Exercise input =
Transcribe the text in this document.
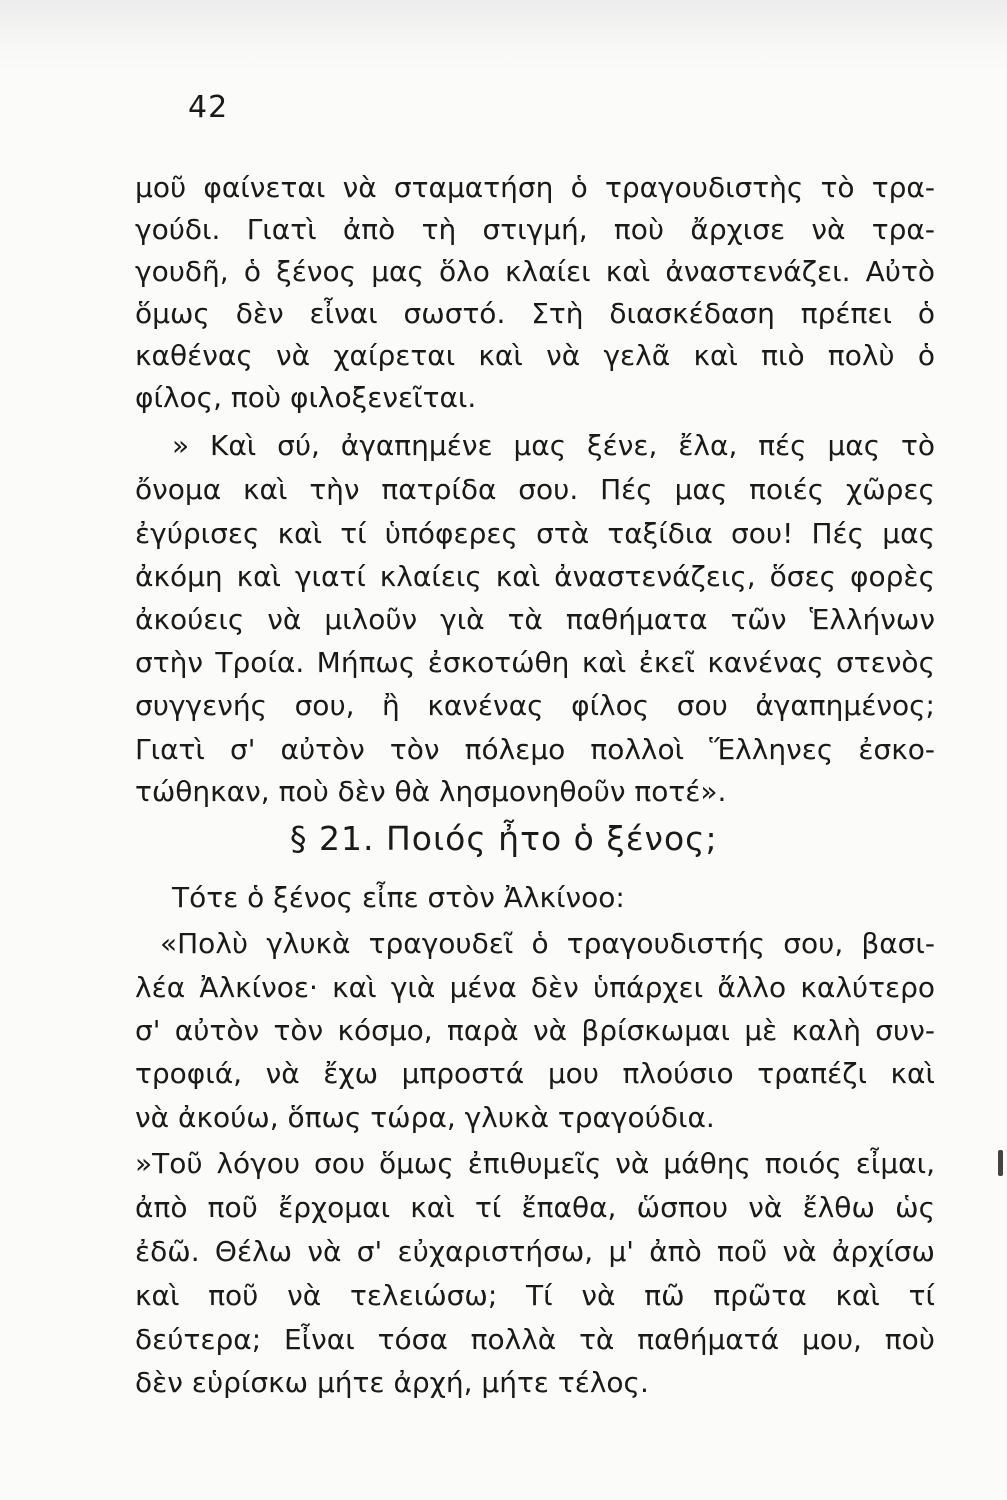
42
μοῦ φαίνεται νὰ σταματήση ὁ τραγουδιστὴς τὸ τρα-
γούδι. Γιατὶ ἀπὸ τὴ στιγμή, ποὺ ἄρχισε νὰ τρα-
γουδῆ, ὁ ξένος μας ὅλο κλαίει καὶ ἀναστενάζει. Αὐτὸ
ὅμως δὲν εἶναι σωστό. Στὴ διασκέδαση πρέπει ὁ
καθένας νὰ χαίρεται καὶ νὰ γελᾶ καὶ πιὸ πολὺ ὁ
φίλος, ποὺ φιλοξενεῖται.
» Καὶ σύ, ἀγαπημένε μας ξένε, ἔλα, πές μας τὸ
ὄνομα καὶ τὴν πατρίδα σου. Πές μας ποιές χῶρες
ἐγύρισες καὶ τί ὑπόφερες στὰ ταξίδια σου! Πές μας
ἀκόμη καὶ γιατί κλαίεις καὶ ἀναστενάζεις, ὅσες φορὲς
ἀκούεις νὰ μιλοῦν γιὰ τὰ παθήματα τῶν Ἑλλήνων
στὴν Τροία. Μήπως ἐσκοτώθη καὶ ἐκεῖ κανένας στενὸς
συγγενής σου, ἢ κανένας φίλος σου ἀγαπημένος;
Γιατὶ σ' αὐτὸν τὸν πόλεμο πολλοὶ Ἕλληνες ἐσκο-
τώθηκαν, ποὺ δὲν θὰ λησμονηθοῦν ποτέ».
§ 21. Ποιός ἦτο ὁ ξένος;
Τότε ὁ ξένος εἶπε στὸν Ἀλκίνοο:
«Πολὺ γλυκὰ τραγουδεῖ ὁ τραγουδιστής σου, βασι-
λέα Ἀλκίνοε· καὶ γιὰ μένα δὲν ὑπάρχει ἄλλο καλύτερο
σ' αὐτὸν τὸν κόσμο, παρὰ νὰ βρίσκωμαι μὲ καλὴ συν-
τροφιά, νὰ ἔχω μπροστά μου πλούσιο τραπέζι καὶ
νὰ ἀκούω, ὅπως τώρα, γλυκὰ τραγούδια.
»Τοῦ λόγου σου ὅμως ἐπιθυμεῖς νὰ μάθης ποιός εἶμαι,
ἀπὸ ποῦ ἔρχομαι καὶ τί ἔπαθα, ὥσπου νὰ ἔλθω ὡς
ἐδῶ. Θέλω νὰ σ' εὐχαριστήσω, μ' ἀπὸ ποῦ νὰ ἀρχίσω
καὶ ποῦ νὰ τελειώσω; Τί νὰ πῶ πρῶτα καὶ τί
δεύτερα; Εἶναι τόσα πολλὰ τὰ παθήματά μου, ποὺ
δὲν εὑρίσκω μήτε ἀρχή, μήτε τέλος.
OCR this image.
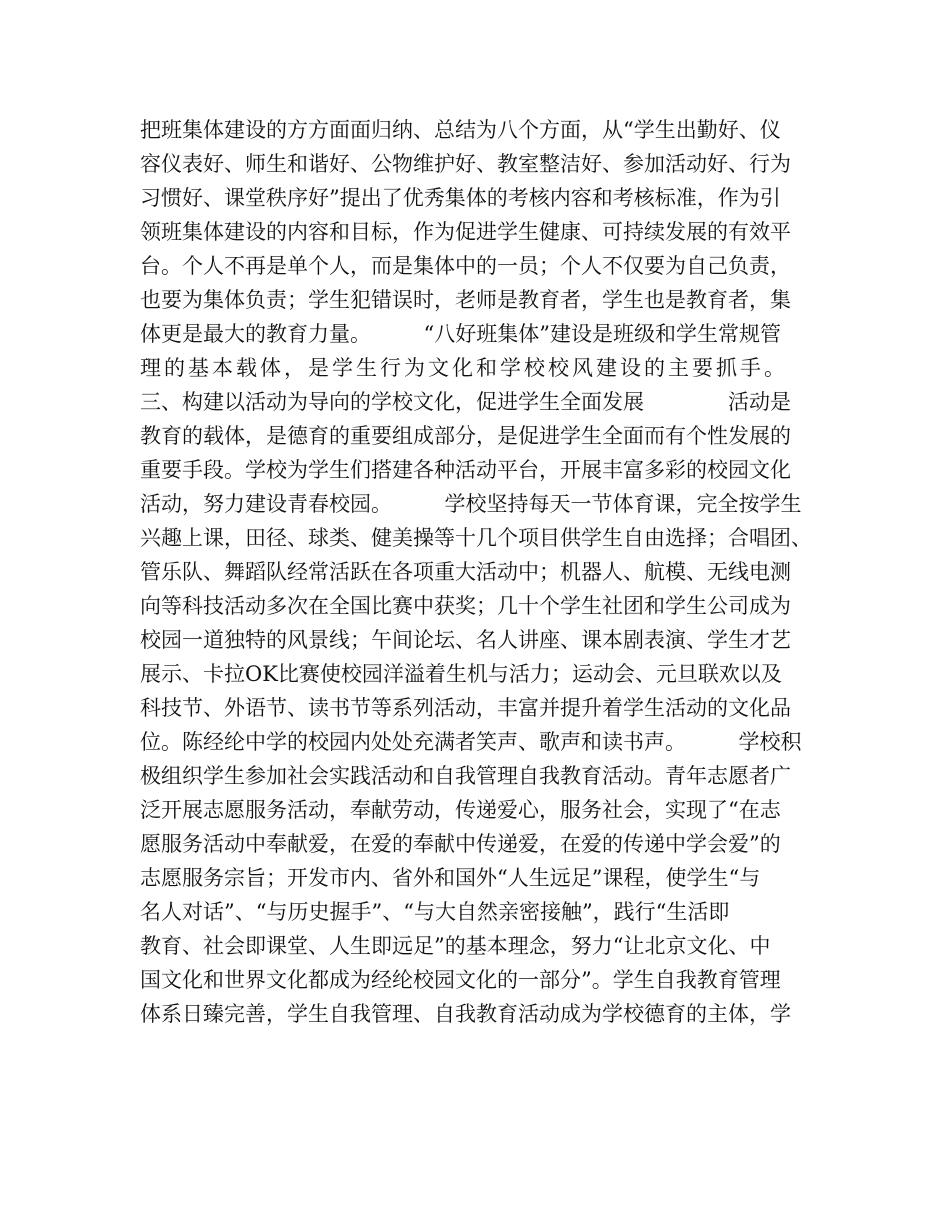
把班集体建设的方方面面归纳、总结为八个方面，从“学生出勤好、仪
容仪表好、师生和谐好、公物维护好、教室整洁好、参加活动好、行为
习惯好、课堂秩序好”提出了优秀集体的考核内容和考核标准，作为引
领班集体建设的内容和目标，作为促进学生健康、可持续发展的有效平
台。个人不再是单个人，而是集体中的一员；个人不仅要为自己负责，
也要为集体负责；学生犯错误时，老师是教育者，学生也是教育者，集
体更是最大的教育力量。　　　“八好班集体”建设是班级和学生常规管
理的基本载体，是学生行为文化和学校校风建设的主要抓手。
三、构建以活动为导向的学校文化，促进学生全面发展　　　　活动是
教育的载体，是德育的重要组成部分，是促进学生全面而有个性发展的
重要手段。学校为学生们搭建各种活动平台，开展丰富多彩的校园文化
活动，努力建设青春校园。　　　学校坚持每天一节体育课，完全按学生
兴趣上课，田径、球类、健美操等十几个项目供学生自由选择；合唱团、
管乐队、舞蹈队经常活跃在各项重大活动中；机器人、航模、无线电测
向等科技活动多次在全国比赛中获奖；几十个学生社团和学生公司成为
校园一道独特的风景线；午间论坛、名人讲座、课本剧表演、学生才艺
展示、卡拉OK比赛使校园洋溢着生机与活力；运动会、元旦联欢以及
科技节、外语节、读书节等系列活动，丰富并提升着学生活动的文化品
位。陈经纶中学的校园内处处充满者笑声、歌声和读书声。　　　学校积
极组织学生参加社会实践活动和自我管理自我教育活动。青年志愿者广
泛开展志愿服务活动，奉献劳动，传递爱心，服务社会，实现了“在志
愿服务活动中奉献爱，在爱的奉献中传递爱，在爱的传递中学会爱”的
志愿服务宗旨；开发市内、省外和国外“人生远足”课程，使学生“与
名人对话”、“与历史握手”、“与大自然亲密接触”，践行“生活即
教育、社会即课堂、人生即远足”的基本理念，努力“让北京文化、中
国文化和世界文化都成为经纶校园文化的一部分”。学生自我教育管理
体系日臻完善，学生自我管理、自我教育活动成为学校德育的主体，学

The problem = Going through the entries above line by line, work out how many lines include the word "κανένας". Only the number is required.

Output of the task = 2